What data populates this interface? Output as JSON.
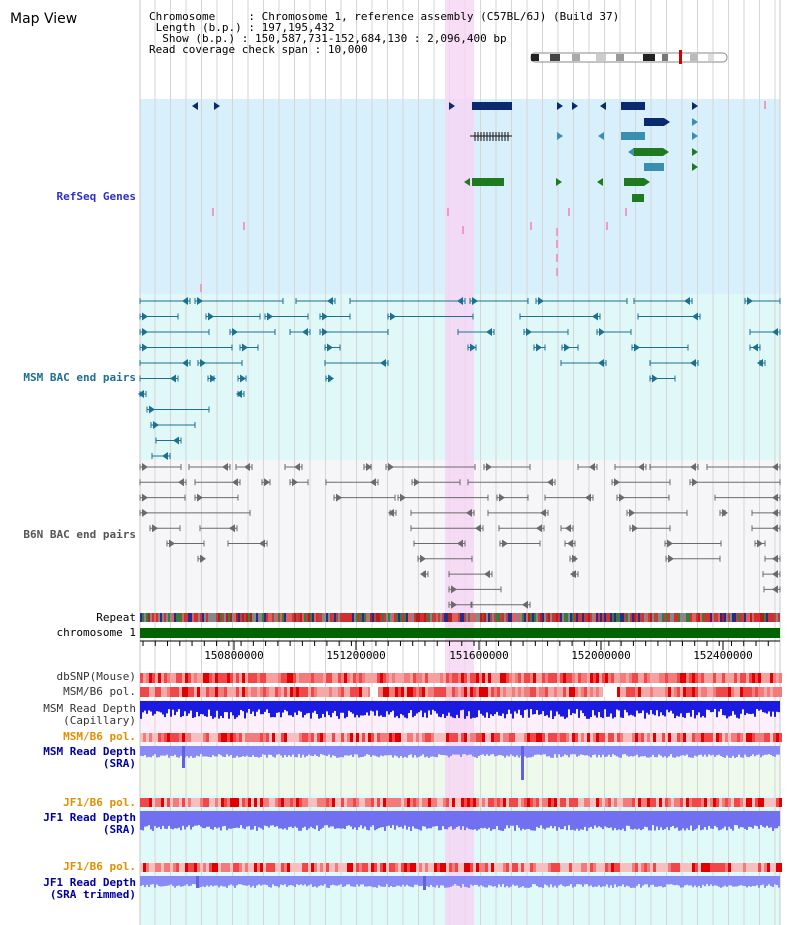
{
  "title": "Map View",
  "info": {
    "chromosome_label": "Chromosome",
    "chromosome_value": "Chromosome 1, reference assembly (C57BL/6J) (Build 37)",
    "length_label": "Length (b.p.)",
    "length_value": "197,195,432",
    "show_label": "Show (b.p.)",
    "show_value": "150,587,731-152,684,130 : 2,096,400 bp",
    "coverage_label": "Read coverage check span",
    "coverage_value": "10,000"
  },
  "tracks": {
    "refseq": "RefSeq Genes",
    "msm_bac": "MSM BAC end pairs",
    "b6n_bac": "B6N BAC end pairs",
    "repeat": "Repeat",
    "chromosome": "chromosome 1",
    "dbsnp": "dbSNP(Mouse)",
    "msm_pol": "MSM/B6 pol.",
    "msm_depth_cap_1": "MSM Read Depth",
    "msm_depth_cap_2": "(Capillary)",
    "msm_pol2": "MSM/B6 pol.",
    "msm_depth_sra_1": "MSM Read Depth",
    "msm_depth_sra_2": "(SRA)",
    "jf1_pol": "JF1/B6 pol.",
    "jf1_depth_1": "JF1 Read Depth",
    "jf1_depth_2": "(SRA)",
    "jf1_pol2": "JF1/B6 pol.",
    "jf1_trim_1": "JF1 Read Depth",
    "jf1_trim_2": "(SRA trimmed)"
  },
  "ruler": {
    "ticks": [
      "150800000",
      "151200000",
      "151600000",
      "152000000",
      "152400000"
    ]
  },
  "colors": {
    "refseq_bg": "#d8f0fb",
    "bac_msm_bg": "#e0f8f8",
    "b6n_bg": "#f5f5f8",
    "highlight": "#f4d8f4",
    "label_blue": "#3030c0",
    "label_teal": "#1c7090",
    "label_orange": "#e09000",
    "label_navy": "#0000a0",
    "chromosome_green": "#006400"
  }
}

════

*Requirement*. Without including any picture, print all of the entries above exactly.

*Result of the exercise*.
What data populates this interface? Output as JSON.
{
  "title": "Map View",
  "info": {
    "chromosome_label": "Chromosome",
    "chromosome_value": "Chromosome 1, reference assembly (C57BL/6J) (Build 37)",
    "length_label": "Length (b.p.)",
    "length_value": "197,195,432",
    "show_label": "Show (b.p.)",
    "show_value": "150,587,731-152,684,130 : 2,096,400 bp",
    "coverage_label": "Read coverage check span",
    "coverage_value": "10,000"
  },
  "tracks": {
    "refseq": "RefSeq Genes",
    "msm_bac": "MSM BAC end pairs",
    "b6n_bac": "B6N BAC end pairs",
    "repeat": "Repeat",
    "chromosome": "chromosome 1",
    "dbsnp": "dbSNP(Mouse)",
    "msm_pol": "MSM/B6 pol.",
    "msm_depth_cap_1": "MSM Read Depth",
    "msm_depth_cap_2": "(Capillary)",
    "msm_pol2": "MSM/B6 pol.",
    "msm_depth_sra_1": "MSM Read Depth",
    "msm_depth_sra_2": "(SRA)",
    "jf1_pol": "JF1/B6 pol.",
    "jf1_depth_1": "JF1 Read Depth",
    "jf1_depth_2": "(SRA)",
    "jf1_pol2": "JF1/B6 pol.",
    "jf1_trim_1": "JF1 Read Depth",
    "jf1_trim_2": "(SRA trimmed)"
  },
  "ruler": {
    "ticks": [
      "150800000",
      "151200000",
      "151600000",
      "152000000",
      "152400000"
    ]
  },
  "colors": {
    "refseq_bg": "#d8f0fb",
    "bac_msm_bg": "#e0f8f8",
    "b6n_bg": "#f5f5f8",
    "highlight": "#f4d8f4",
    "label_blue": "#3030c0",
    "label_teal": "#1c7090",
    "label_orange": "#e09000",
    "label_navy": "#0000a0",
    "chromosome_green": "#006400"
  }
}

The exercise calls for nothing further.